■ Required task 1
Using the passage on James Kempton, explain in one or two sentences why the World Journal Tribune is called a successor to the World-Telegram and Sun.
■ Required task 2
Summarize the passage on James Kempton in exactly two sentences.

■ Source passage
------------
Friday, January 23, 2009

James Kempton


James Murray Kempton was an influential American journalist.

Kempton worked as a copyboy for H. L. Mencken at the Baltimore Evening Sun. He was educated at Johns Hopkins, where he was editor-in-chief of the Johns Hopkins News-Letter. After his graduation in 1939, he worked for a short time as a labor organizer, then joined the staff of the New York Post, earning a reputation for a quietly elegant prose style that featured long but rhythmic sentences, a flair for irony, and gentle, almost scholarly sarcasm.

He served in the U.S. Air Force during World War II, returning to the New York Post in 1949 as labor editor and later as a columnist. He also wrote for the NYC-based World-Telegram and Sun and a short-lived successor, the World Journal Tribune, a merger between the Telegram, the New York Herald-Tribune, and the Journal-American.
------------
Element boundary records
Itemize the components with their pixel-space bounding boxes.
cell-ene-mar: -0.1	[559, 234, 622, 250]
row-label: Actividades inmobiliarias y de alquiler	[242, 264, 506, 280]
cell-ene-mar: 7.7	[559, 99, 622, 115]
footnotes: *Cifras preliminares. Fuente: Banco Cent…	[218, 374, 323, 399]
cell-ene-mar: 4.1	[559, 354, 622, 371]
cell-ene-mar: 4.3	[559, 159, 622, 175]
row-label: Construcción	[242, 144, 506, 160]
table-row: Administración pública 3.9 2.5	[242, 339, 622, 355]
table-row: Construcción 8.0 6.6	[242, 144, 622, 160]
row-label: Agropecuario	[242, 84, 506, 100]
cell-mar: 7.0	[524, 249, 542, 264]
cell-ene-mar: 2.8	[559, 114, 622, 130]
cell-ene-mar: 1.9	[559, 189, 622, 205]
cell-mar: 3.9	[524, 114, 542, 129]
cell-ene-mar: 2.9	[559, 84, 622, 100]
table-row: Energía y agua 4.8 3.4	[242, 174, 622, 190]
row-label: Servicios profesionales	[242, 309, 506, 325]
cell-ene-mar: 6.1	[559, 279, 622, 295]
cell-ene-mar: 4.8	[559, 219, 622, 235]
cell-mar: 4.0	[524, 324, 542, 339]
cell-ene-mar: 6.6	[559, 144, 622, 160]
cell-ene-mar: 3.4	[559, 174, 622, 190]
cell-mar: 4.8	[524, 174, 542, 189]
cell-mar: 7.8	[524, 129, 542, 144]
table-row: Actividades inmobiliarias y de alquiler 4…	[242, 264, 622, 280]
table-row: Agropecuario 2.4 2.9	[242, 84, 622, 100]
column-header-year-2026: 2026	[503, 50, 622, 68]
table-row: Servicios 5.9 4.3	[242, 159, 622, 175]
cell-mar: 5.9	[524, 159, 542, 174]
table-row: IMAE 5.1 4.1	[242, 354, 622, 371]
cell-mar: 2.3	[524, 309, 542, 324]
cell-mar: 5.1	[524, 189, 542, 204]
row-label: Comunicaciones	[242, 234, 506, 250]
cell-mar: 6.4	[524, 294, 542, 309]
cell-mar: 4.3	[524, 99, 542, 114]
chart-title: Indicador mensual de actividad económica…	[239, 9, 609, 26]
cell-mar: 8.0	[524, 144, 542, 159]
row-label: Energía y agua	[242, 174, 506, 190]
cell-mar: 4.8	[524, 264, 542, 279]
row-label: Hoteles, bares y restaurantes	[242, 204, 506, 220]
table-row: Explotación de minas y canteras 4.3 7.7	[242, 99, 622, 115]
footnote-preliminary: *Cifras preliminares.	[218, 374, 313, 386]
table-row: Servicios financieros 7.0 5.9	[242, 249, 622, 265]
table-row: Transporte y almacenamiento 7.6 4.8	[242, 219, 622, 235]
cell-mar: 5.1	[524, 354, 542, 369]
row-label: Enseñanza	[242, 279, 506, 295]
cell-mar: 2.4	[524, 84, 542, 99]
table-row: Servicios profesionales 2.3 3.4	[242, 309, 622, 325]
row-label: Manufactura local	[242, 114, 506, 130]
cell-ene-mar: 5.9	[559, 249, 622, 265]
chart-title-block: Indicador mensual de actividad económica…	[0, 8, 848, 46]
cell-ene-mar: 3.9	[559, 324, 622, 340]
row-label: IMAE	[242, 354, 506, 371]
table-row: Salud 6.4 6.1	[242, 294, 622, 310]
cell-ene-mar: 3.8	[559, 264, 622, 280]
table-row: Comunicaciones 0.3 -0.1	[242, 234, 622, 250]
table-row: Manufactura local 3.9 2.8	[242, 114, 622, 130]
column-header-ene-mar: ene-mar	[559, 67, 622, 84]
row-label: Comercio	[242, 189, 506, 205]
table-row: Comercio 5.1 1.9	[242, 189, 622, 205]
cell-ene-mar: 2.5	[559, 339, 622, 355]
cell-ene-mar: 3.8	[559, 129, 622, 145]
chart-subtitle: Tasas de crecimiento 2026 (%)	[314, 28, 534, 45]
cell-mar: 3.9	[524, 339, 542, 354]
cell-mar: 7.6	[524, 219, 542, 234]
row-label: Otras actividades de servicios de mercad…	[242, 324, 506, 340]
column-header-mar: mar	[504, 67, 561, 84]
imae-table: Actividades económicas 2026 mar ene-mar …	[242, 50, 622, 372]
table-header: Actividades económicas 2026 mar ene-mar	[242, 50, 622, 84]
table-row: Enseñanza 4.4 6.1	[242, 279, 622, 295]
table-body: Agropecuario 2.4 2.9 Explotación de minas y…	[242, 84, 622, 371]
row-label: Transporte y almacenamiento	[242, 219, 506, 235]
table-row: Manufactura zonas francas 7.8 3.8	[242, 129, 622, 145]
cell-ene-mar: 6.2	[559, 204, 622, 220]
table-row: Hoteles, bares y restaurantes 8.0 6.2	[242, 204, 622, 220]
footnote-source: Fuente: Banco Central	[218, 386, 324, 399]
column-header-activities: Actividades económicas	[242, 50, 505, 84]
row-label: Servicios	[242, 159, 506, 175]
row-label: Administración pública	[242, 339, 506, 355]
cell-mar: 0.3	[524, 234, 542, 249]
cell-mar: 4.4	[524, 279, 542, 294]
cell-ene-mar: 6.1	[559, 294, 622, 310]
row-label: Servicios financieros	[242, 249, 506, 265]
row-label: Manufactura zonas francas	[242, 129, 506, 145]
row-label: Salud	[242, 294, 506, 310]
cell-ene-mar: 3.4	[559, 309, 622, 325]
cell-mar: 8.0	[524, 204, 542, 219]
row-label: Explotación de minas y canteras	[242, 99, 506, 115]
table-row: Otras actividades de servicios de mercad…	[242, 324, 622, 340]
------------
■ Expected output 1
The World Journal Tribune was formed as a merger between the Telegram, the New York Herald-Tribune, and the Journal-American, so it carried on the Telegram as part of that combined paper.

■ Expected output 2
James Murray Kempton was an influential American journalist who worked as a copyboy for H. L. Mencken, edited the Johns Hopkins News-Letter, and, after a short stint as a labor organizer, joined the New York Post, where he became known for an elegant, ironic prose style. After serving in the U.S. Air Force during World War II, he returned to the Post in 1949 as labor editor and later columnist, and he also wrote for the World-Telegram and Sun and the short-lived World Journal Tribune.